Record set >>
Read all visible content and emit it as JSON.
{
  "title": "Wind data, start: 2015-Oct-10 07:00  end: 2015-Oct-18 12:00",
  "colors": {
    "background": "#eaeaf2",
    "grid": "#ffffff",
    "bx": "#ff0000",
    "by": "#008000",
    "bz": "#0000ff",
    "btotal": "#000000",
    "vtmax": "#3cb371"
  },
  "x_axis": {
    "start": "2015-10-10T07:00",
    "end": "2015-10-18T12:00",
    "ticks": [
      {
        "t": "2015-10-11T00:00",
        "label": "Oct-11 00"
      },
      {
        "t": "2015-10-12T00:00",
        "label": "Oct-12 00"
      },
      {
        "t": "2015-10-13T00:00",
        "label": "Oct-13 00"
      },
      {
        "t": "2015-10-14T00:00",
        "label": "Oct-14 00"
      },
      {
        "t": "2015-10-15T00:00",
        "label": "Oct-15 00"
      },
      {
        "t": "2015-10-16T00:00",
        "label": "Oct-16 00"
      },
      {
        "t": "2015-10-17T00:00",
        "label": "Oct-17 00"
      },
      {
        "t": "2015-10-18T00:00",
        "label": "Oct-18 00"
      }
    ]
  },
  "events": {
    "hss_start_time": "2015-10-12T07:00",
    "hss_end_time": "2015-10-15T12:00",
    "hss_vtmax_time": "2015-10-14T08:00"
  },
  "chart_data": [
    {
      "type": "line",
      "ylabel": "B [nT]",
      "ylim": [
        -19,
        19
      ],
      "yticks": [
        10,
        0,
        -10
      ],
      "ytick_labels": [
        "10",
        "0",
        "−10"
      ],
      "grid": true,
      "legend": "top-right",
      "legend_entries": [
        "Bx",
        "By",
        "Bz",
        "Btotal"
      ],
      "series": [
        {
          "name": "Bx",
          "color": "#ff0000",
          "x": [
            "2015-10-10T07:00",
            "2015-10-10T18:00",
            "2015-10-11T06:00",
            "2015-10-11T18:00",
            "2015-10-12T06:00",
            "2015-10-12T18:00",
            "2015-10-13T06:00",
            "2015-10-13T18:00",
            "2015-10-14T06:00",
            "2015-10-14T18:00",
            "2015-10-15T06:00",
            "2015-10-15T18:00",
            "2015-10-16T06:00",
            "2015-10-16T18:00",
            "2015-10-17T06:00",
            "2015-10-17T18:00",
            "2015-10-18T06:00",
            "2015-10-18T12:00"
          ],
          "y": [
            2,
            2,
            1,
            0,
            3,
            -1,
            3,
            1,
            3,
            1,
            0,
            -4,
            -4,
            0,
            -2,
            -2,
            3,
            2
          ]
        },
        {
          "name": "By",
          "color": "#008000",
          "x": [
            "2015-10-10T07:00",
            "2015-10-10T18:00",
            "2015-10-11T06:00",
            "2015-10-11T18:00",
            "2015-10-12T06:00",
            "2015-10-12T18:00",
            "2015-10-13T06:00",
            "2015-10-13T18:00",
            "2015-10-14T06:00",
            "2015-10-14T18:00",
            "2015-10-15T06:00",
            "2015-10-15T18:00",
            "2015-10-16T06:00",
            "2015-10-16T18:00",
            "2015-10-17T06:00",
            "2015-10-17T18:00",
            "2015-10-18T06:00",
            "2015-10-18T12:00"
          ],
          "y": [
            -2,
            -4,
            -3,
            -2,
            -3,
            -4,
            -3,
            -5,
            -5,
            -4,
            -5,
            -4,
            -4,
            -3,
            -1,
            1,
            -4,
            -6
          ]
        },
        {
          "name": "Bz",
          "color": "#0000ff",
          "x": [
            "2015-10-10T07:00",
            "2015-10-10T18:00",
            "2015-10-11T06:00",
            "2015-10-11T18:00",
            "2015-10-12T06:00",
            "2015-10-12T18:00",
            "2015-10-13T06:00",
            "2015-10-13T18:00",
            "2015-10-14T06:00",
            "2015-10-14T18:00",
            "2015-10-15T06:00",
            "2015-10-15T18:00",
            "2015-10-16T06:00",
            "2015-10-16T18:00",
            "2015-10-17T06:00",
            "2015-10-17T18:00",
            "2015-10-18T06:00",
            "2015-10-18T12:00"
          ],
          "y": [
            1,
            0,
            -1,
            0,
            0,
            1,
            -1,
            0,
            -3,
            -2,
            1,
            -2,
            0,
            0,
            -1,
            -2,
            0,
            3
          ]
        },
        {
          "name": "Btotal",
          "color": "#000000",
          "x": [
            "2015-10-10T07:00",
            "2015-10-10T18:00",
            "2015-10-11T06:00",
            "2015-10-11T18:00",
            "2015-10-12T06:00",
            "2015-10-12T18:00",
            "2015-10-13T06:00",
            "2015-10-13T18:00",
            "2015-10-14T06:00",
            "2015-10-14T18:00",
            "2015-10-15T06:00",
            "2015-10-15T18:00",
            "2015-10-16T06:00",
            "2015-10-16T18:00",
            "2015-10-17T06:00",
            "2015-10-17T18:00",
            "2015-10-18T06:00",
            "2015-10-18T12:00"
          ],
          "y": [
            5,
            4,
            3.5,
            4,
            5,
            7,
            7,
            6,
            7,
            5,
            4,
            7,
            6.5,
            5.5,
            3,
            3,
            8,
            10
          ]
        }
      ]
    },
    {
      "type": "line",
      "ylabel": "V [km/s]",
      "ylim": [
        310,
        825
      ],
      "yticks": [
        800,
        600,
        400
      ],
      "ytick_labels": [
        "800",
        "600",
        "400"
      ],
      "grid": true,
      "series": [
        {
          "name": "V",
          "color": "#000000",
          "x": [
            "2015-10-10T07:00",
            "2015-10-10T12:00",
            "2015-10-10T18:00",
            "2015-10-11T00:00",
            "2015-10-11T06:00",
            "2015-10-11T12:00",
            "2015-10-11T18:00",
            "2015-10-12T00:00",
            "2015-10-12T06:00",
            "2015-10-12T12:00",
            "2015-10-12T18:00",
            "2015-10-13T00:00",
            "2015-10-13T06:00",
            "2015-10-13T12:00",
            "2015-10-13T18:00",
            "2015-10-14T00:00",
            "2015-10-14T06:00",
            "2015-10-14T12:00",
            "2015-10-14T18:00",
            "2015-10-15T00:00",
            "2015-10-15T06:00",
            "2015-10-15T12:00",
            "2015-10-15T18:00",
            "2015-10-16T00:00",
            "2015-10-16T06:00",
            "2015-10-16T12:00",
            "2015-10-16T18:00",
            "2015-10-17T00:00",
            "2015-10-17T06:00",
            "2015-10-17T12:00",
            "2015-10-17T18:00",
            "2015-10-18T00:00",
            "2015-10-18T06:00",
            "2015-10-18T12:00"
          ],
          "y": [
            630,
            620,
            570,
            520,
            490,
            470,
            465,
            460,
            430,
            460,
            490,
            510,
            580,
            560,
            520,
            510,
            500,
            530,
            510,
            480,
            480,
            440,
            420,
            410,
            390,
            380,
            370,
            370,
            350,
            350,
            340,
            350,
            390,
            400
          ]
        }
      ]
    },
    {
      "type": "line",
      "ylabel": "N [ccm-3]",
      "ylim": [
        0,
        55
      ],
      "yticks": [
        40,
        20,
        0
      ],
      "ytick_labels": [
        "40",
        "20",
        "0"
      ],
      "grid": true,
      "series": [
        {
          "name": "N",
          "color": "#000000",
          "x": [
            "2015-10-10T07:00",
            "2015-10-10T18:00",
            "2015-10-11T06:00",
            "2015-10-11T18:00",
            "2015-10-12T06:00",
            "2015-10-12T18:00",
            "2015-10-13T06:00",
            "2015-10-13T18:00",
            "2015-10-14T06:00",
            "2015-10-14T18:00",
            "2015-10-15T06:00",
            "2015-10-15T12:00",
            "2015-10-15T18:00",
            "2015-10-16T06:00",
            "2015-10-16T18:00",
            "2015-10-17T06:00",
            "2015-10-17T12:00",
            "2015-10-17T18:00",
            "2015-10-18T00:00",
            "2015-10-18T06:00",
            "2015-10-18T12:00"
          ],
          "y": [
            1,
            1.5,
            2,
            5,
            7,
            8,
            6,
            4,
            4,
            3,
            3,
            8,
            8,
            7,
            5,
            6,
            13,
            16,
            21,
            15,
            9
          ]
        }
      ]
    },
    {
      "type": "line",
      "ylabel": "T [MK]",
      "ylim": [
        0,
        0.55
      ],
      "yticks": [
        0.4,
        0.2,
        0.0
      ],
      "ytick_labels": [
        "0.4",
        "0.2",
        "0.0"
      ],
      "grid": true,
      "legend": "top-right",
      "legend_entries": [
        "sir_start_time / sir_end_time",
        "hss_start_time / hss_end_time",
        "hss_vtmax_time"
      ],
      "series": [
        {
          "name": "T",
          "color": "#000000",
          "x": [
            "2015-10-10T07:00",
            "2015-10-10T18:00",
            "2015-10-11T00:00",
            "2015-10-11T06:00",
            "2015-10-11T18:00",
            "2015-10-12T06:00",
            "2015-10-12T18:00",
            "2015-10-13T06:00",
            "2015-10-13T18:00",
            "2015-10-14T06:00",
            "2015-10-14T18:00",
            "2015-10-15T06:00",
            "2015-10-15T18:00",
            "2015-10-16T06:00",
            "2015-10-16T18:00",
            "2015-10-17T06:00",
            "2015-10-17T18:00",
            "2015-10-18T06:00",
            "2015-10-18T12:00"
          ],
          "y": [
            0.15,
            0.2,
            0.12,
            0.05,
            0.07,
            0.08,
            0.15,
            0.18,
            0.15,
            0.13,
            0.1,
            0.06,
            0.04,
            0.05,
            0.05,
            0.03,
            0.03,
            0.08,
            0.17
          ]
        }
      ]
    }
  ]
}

Goal >> Every line of the listing that holds "ylabel" should be found and copied.

Correct response >>
      "ylabel": "B [nT]",
      "ylabel": "V [km/s]",
      "ylabel": "N [ccm-3]",
      "ylabel": "T [MK]",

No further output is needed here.